Dataset extract:
------

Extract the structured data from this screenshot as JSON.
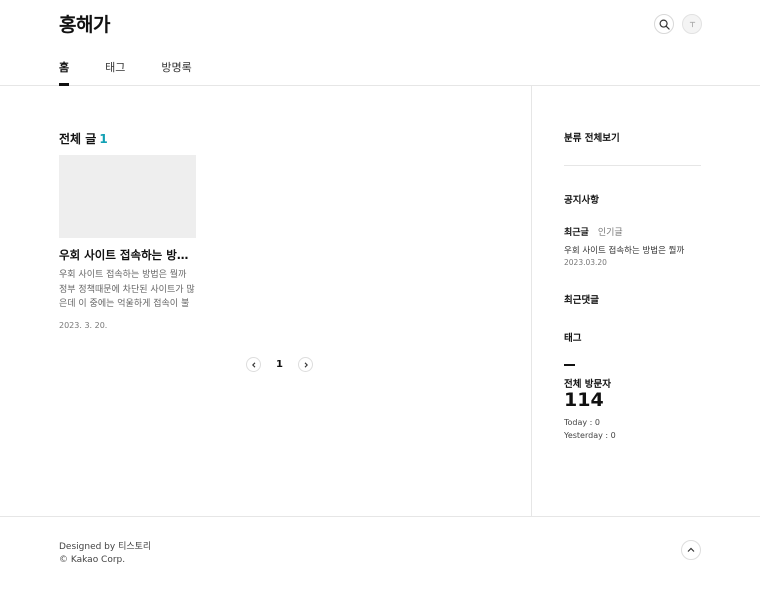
{
  "header": {
    "blog_title": "홍해가",
    "nav": [
      {
        "label": "홈",
        "active": true
      },
      {
        "label": "태그",
        "active": false
      },
      {
        "label": "방명록",
        "active": false
      }
    ],
    "search_icon": "search-icon",
    "profile_icon": "profile-icon"
  },
  "main": {
    "list_title": "전체 글",
    "list_count": "1",
    "posts": [
      {
        "title": "우회 사이트 접속하는 방법은 뭘까",
        "summary": "우회 사이트 접속하는 방법은 뭘까 정부 정책때문에 차단된 사이트가 많은데 이 중에는 억울하게 접속이 불가한 사이트도 있습니다",
        "date": "2023. 3. 20."
      }
    ],
    "pagination": {
      "current": "1"
    }
  },
  "sidebar": {
    "category_all": "분류 전체보기",
    "notice": "공지사항",
    "tab_recent": "최근글",
    "tab_popular": "인기글",
    "recent_post_title": "우회 사이트 접속하는 방법은 뭘까",
    "recent_post_date": "2023.03.20",
    "recent_comments": "최근댓글",
    "tags": "태그",
    "visitors_label": "전체 방문자",
    "visitors_total": "114",
    "today_label": "Today",
    "today_value": "0",
    "yesterday_label": "Yesterday",
    "yesterday_value": "0"
  },
  "footer": {
    "designed_by": "Designed by 티스토리",
    "copyright": "© Kakao Corp."
  },
  "colors": {
    "accent": "#11a0b4",
    "text": "#111111",
    "border": "#e6e6e6",
    "thumbnail": "#eeeeee"
  }
}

------

Task to complete:
Extract the text of all the records above verbatim, excluding pictures.

Expected answer:
Extract the structured data from this screenshot as JSON.
{
  "header": {
    "blog_title": "홍해가",
    "nav": [
      {
        "label": "홈",
        "active": true
      },
      {
        "label": "태그",
        "active": false
      },
      {
        "label": "방명록",
        "active": false
      }
    ],
    "search_icon": "search-icon",
    "profile_icon": "profile-icon"
  },
  "main": {
    "list_title": "전체 글",
    "list_count": "1",
    "posts": [
      {
        "title": "우회 사이트 접속하는 방법은 뭘까",
        "summary": "우회 사이트 접속하는 방법은 뭘까 정부 정책때문에 차단된 사이트가 많은데 이 중에는 억울하게 접속이 불가한 사이트도 있습니다",
        "date": "2023. 3. 20."
      }
    ],
    "pagination": {
      "current": "1"
    }
  },
  "sidebar": {
    "category_all": "분류 전체보기",
    "notice": "공지사항",
    "tab_recent": "최근글",
    "tab_popular": "인기글",
    "recent_post_title": "우회 사이트 접속하는 방법은 뭘까",
    "recent_post_date": "2023.03.20",
    "recent_comments": "최근댓글",
    "tags": "태그",
    "visitors_label": "전체 방문자",
    "visitors_total": "114",
    "today_label": "Today",
    "today_value": "0",
    "yesterday_label": "Yesterday",
    "yesterday_value": "0"
  },
  "footer": {
    "designed_by": "Designed by 티스토리",
    "copyright": "© Kakao Corp."
  },
  "colors": {
    "accent": "#11a0b4",
    "text": "#111111",
    "border": "#e6e6e6",
    "thumbnail": "#eeeeee"
  }
}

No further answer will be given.